■ What to do
Write out each record below exactly, without pictures.

== Segment start ==

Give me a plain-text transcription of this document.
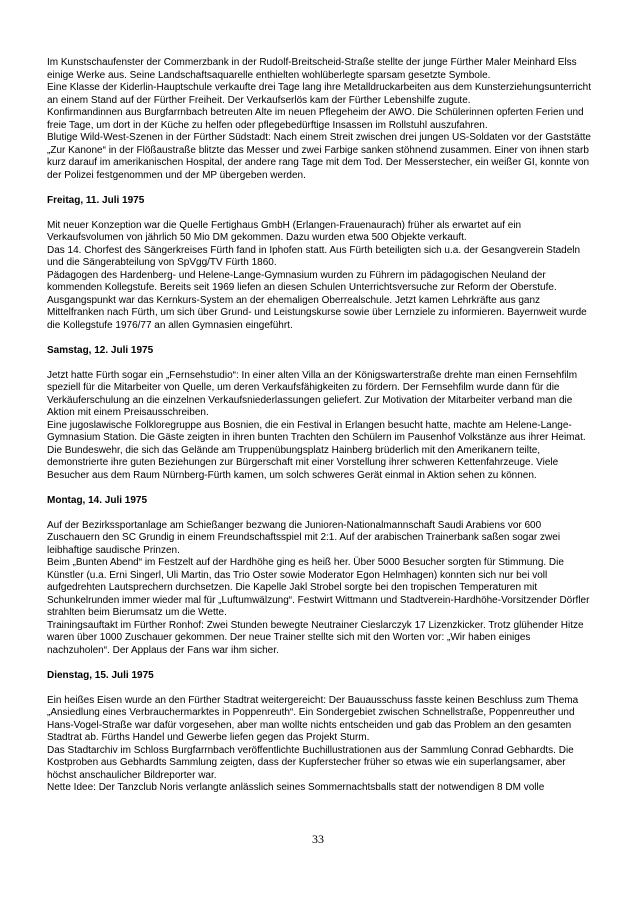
Im Kunstschaufenster der Commerzbank in der Rudolf-Breitscheid-Straße stellte der junge Fürther Maler Meinhard Elss einige Werke aus. Seine Landschaftsaquarelle enthielten wohlüberlegte sparsam gesetzte Symbole.

Eine Klasse der Kiderlin-Hauptschule verkaufte drei Tage lang ihre Metalldruckarbeiten aus dem Kunsterziehungsunterricht an einem Stand auf der Fürther Freiheit. Der Verkaufserlös kam der Fürther Lebenshilfe zugute.

Konfirmandinnen aus Burgfarrnbach betreuten Alte im neuen Pflegeheim der AWO. Die Schülerinnen opferten Ferien und freie Tage, um dort in der Küche zu helfen oder pflegebedürftige Insassen im Rollstuhl auszufahren.

Blutige Wild-West-Szenen in der Fürther Südstadt: Nach einem Streit zwischen drei jungen US-Soldaten vor der Gaststätte „Zur Kanone“ in der Flößaustraße blitzte das Messer und zwei Farbige sanken stöhnend zusammen. Einer von ihnen starb kurz darauf im amerikanischen Hospital, der andere rang Tage mit dem Tod. Der Messerstecher, ein weißer GI, konnte von der Polizei festgenommen und der MP übergeben werden.

Freitag, 11. Juli 1975

Mit neuer Konzeption war die Quelle Fertighaus GmbH (Erlangen-Frauenaurach) früher als erwartet auf ein Verkaufsvolumen von jährlich 50 Mio DM gekommen. Dazu wurden etwa 500 Objekte verkauft.

Das 14. Chorfest des Sängerkreises Fürth fand in Iphofen statt. Aus Fürth beteiligten sich u.a. der Gesangverein Stadeln und die Sängerabteilung von SpVgg/TV Fürth 1860.

Pädagogen des Hardenberg- und Helene-Lange-Gymnasium wurden zu Führern im pädagogischen Neuland der kommenden Kollegstufe. Bereits seit 1969 liefen an diesen Schulen Unterrichtsversuche zur Reform der Oberstufe. Ausgangspunkt war das Kernkurs-System an der ehemaligen Oberrealschule. Jetzt kamen Lehrkräfte aus ganz Mittelfranken nach Fürth, um sich über Grund- und Leistungskurse sowie über Lernziele zu informieren. Bayernweit wurde die Kollegstufe 1976/77 an allen Gymnasien eingeführt.

Samstag, 12. Juli 1975

Jetzt hatte Fürth sogar ein „Fernsehstudio“: In einer alten Villa an der Königswarterstraße drehte man einen Fernsehfilm speziell für die Mitarbeiter von Quelle, um deren Verkaufsfähigkeiten zu fördern. Der Fernsehfilm wurde dann für die Verkäuferschulung an die einzelnen Verkaufsniederlassungen geliefert. Zur Motivation der Mitarbeiter verband man die Aktion mit einem Preisausschreiben.

Eine jugoslawische Folkloregruppe aus Bosnien, die ein Festival in Erlangen besucht hatte, machte am Helene-Lange-Gymnasium Station. Die Gäste zeigten in ihren bunten Trachten den Schülern im Pausenhof Volkstänze aus ihrer Heimat.

Die Bundeswehr, die sich das Gelände am Truppenübungsplatz Hainberg brüderlich mit den Amerikanern teilte, demonstrierte ihre guten Beziehungen zur Bürgerschaft mit einer Vorstellung ihrer schweren Kettenfahrzeuge. Viele Besucher aus dem Raum Nürnberg-Fürth kamen, um solch schweres Gerät einmal in Aktion sehen zu können.

Montag, 14. Juli 1975

Auf der Bezirkssportanlage am Schießanger bezwang die Junioren-Nationalmannschaft Saudi Arabiens vor 600 Zuschauern den SC Grundig in einem Freundschaftsspiel mit 2:1. Auf der arabischen Trainerbank saßen sogar zwei leibhaftige saudische Prinzen.

Beim „Bunten Abend“ im Festzelt auf der Hardhöhe ging es heiß her. Über 5000 Besucher sorgten für Stimmung. Die Künstler (u.a. Erni Singerl, Uli Martin, das Trio Oster sowie Moderator Egon Helmhagen) konnten sich nur bei voll aufgedrehten Lautsprechern durchsetzen. Die Kapelle Jakl Strobel sorgte bei den tropischen Temperaturen mit Schunkelrunden immer wieder mal für „Luftumwälzung“. Festwirt Wittmann und Stadtverein-Hardhöhe-Vorsitzender Dörfler strahlten beim Bierumsatz um die Wette.

Trainingsauftakt im Fürther Ronhof: Zwei Stunden bewegte Neutrainer Cieslarczyk 17 Lizenzkicker. Trotz glühender Hitze waren über 1000 Zuschauer gekommen. Der neue Trainer stellte sich mit den Worten vor: „Wir haben einiges nachzuholen“. Der Applaus der Fans war ihm sicher.

Dienstag, 15. Juli 1975

Ein heißes Eisen wurde an den Fürther Stadtrat weitergereicht: Der Bauausschuss fasste keinen Beschluss zum Thema „Ansiedlung eines Verbrauchermarktes in Poppenreuth“. Ein Sondergebiet zwischen Schnellstraße, Poppenreuther und Hans-Vogel-Straße war dafür vorgesehen, aber man wollte nichts entscheiden und gab das Problem an den gesamten Stadtrat ab. Fürths Handel und Gewerbe liefen gegen das Projekt Sturm.

Das Stadtarchiv im Schloss Burgfarrnbach veröffentlichte Buchillustrationen aus der Sammlung Conrad Gebhardts. Die Kostproben aus Gebhardts Sammlung zeigten, dass der Kupferstecher früher so etwas wie ein superlangsamer, aber höchst anschaulicher Bildreporter war.

Nette Idee: Der Tanzclub Noris verlangte anlässlich seines Sommernachtsballs statt der notwendigen 8 DM volle

33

== Segment end ==

■ Result of the task
Give me a plain-text transcription of this document.
Im Kunstschaufenster der Commerzbank in der Rudolf-Breitscheid-Straße stellte der junge Fürther Maler Meinhard Elss einige Werke aus. Seine Landschaftsaquarelle enthielten wohlüberlegte sparsam gesetzte Symbole.

Eine Klasse der Kiderlin-Hauptschule verkaufte drei Tage lang ihre Metalldruckarbeiten aus dem Kunsterziehungsunterricht an einem Stand auf der Fürther Freiheit. Der Verkaufserlös kam der Fürther Lebenshilfe zugute.

Konfirmandinnen aus Burgfarrnbach betreuten Alte im neuen Pflegeheim der AWO. Die Schülerinnen opferten Ferien und freie Tage, um dort in der Küche zu helfen oder pflegebedürftige Insassen im Rollstuhl auszufahren.

Blutige Wild-West-Szenen in der Fürther Südstadt: Nach einem Streit zwischen drei jungen US-Soldaten vor der Gaststätte „Zur Kanone“ in der Flößaustraße blitzte das Messer und zwei Farbige sanken stöhnend zusammen. Einer von ihnen starb kurz darauf im amerikanischen Hospital, der andere rang Tage mit dem Tod. Der Messerstecher, ein weißer GI, konnte von der Polizei festgenommen und der MP übergeben werden.

Freitag, 11. Juli 1975

Mit neuer Konzeption war die Quelle Fertighaus GmbH (Erlangen-Frauenaurach) früher als erwartet auf ein Verkaufsvolumen von jährlich 50 Mio DM gekommen. Dazu wurden etwa 500 Objekte verkauft.

Das 14. Chorfest des Sängerkreises Fürth fand in Iphofen statt. Aus Fürth beteiligten sich u.a. der Gesangverein Stadeln und die Sängerabteilung von SpVgg/TV Fürth 1860.

Pädagogen des Hardenberg- und Helene-Lange-Gymnasium wurden zu Führern im pädagogischen Neuland der kommenden Kollegstufe. Bereits seit 1969 liefen an diesen Schulen Unterrichtsversuche zur Reform der Oberstufe. Ausgangspunkt war das Kernkurs-System an der ehemaligen Oberrealschule. Jetzt kamen Lehrkräfte aus ganz Mittelfranken nach Fürth, um sich über Grund- und Leistungskurse sowie über Lernziele zu informieren. Bayernweit wurde die Kollegstufe 1976/77 an allen Gymnasien eingeführt.

Samstag, 12. Juli 1975

Jetzt hatte Fürth sogar ein „Fernsehstudio“: In einer alten Villa an der Königswarterstraße drehte man einen Fernsehfilm speziell für die Mitarbeiter von Quelle, um deren Verkaufsfähigkeiten zu fördern. Der Fernsehfilm wurde dann für die Verkäuferschulung an die einzelnen Verkaufsniederlassungen geliefert. Zur Motivation der Mitarbeiter verband man die Aktion mit einem Preisausschreiben.

Eine jugoslawische Folkloregruppe aus Bosnien, die ein Festival in Erlangen besucht hatte, machte am Helene-Lange-Gymnasium Station. Die Gäste zeigten in ihren bunten Trachten den Schülern im Pausenhof Volkstänze aus ihrer Heimat.

Die Bundeswehr, die sich das Gelände am Truppenübungsplatz Hainberg brüderlich mit den Amerikanern teilte, demonstrierte ihre guten Beziehungen zur Bürgerschaft mit einer Vorstellung ihrer schweren Kettenfahrzeuge. Viele Besucher aus dem Raum Nürnberg-Fürth kamen, um solch schweres Gerät einmal in Aktion sehen zu können.

Montag, 14. Juli 1975

Auf der Bezirkssportanlage am Schießanger bezwang die Junioren-Nationalmannschaft Saudi Arabiens vor 600 Zuschauern den SC Grundig in einem Freundschaftsspiel mit 2:1. Auf der arabischen Trainerbank saßen sogar zwei leibhaftige saudische Prinzen.

Beim „Bunten Abend“ im Festzelt auf der Hardhöhe ging es heiß her. Über 5000 Besucher sorgten für Stimmung. Die Künstler (u.a. Erni Singerl, Uli Martin, das Trio Oster sowie Moderator Egon Helmhagen) konnten sich nur bei voll aufgedrehten Lautsprechern durchsetzen. Die Kapelle Jakl Strobel sorgte bei den tropischen Temperaturen mit Schunkelrunden immer wieder mal für „Luftumwälzung“. Festwirt Wittmann und Stadtverein-Hardhöhe-Vorsitzender Dörfler strahlten beim Bierumsatz um die Wette.

Trainingsauftakt im Fürther Ronhof: Zwei Stunden bewegte Neutrainer Cieslarczyk 17 Lizenzkicker. Trotz glühender Hitze waren über 1000 Zuschauer gekommen. Der neue Trainer stellte sich mit den Worten vor: „Wir haben einiges nachzuholen“. Der Applaus der Fans war ihm sicher.

Dienstag, 15. Juli 1975

Ein heißes Eisen wurde an den Fürther Stadtrat weitergereicht: Der Bauausschuss fasste keinen Beschluss zum Thema „Ansiedlung eines Verbrauchermarktes in Poppenreuth“. Ein Sondergebiet zwischen Schnellstraße, Poppenreuther und Hans-Vogel-Straße war dafür vorgesehen, aber man wollte nichts entscheiden und gab das Problem an den gesamten Stadtrat ab. Fürths Handel und Gewerbe liefen gegen das Projekt Sturm.

Das Stadtarchiv im Schloss Burgfarrnbach veröffentlichte Buchillustrationen aus der Sammlung Conrad Gebhardts. Die Kostproben aus Gebhardts Sammlung zeigten, dass der Kupferstecher früher so etwas wie ein superlangsamer, aber höchst anschaulicher Bildreporter war.

Nette Idee: Der Tanzclub Noris verlangte anlässlich seines Sommernachtsballs statt der notwendigen 8 DM volle

33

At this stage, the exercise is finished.